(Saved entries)
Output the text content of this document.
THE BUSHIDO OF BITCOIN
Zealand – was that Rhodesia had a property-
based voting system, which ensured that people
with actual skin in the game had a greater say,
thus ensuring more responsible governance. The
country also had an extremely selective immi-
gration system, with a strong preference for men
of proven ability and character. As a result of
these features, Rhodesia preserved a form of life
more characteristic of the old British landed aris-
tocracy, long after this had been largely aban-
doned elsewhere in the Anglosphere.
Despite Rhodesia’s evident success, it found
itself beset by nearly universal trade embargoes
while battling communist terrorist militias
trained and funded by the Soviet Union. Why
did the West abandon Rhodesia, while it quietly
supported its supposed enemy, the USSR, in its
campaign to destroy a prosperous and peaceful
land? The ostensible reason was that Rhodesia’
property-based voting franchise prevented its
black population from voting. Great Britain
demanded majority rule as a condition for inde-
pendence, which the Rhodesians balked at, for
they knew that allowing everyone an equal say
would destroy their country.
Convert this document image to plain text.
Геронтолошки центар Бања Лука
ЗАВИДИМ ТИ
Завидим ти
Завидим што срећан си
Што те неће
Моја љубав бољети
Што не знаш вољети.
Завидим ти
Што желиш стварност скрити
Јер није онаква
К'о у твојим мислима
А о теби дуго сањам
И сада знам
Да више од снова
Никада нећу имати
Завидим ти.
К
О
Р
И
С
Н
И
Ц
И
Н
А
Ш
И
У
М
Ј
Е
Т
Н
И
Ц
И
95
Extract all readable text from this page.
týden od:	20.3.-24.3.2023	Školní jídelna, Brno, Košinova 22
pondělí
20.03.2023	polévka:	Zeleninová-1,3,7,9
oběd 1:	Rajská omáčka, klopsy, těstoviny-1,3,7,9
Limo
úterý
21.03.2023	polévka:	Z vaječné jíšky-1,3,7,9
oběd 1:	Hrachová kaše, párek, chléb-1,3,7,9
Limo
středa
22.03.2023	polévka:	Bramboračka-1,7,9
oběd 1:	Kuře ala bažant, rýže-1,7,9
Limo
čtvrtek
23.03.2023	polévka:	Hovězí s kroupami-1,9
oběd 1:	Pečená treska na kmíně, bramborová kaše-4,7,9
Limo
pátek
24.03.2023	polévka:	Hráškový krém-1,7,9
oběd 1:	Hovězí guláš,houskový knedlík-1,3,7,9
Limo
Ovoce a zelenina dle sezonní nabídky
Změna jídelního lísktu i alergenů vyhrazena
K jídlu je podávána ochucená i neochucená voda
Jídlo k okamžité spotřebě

## Work instructions
Return every line exactly.

## Task output
Output the text content of this document.
THE BUSHIDO OF BITCOIN
Zealand – was that Rhodesia had a property-
based voting system, which ensured that people
with actual skin in the game had a greater say,
thus ensuring more responsible governance. The
country also had an extremely selective immi-
gration system, with a strong preference for men
of proven ability and character. As a result of
these features, Rhodesia preserved a form of life
more characteristic of the old British landed aris-
tocracy, long after this had been largely aban-
doned elsewhere in the Anglosphere.
Despite Rhodesia’s evident success, it found
itself beset by nearly universal trade embargoes
while battling communist terrorist militias
trained and funded by the Soviet Union. Why
did the West abandon Rhodesia, while it quietly
supported its supposed enemy, the USSR, in its
campaign to destroy a prosperous and peaceful
land? The ostensible reason was that Rhodesia’
property-based voting franchise prevented its
black population from voting. Great Britain
demanded majority rule as a condition for inde-
pendence, which the Rhodesians balked at, for
they knew that allowing everyone an equal say
would destroy their country.
Convert this document image to plain text.
Геронтолошки центар Бања Лука
ЗАВИДИМ ТИ
Завидим ти
Завидим што срећан си
Што те неће
Моја љубав бољети
Што не знаш вољети.
Завидим ти
Што желиш стварност скрити
Јер није онаква
К'о у твојим мислима
А о теби дуго сањам
И сада знам
Да више од снова
Никада нећу имати
Завидим ти.
К
О
Р
И
С
Н
И
Ц
И
Н
А
Ш
И
У
М
Ј
Е
Т
Н
И
Ц
И
95
Extract all readable text from this page.
týden od:	20.3.-24.3.2023	Školní jídelna, Brno, Košinova 22
pondělí
20.03.2023	polévka:	Zeleninová-1,3,7,9
oběd 1:	Rajská omáčka, klopsy, těstoviny-1,3,7,9
Limo
úterý
21.03.2023	polévka:	Z vaječné jíšky-1,3,7,9
oběd 1:	Hrachová kaše, párek, chléb-1,3,7,9
Limo
středa
22.03.2023	polévka:	Bramboračka-1,7,9
oběd 1:	Kuře ala bažant, rýže-1,7,9
Limo
čtvrtek
23.03.2023	polévka:	Hovězí s kroupami-1,9
oběd 1:	Pečená treska na kmíně, bramborová kaše-4,7,9
Limo
pátek
24.03.2023	polévka:	Hráškový krém-1,7,9
oběd 1:	Hovězí guláš,houskový knedlík-1,3,7,9
Limo
Ovoce a zelenina dle sezonní nabídky
Změna jídelního lísktu i alergenů vyhrazena
K jídlu je podávána ochucená i neochucená voda
Jídlo k okamžité spotřebě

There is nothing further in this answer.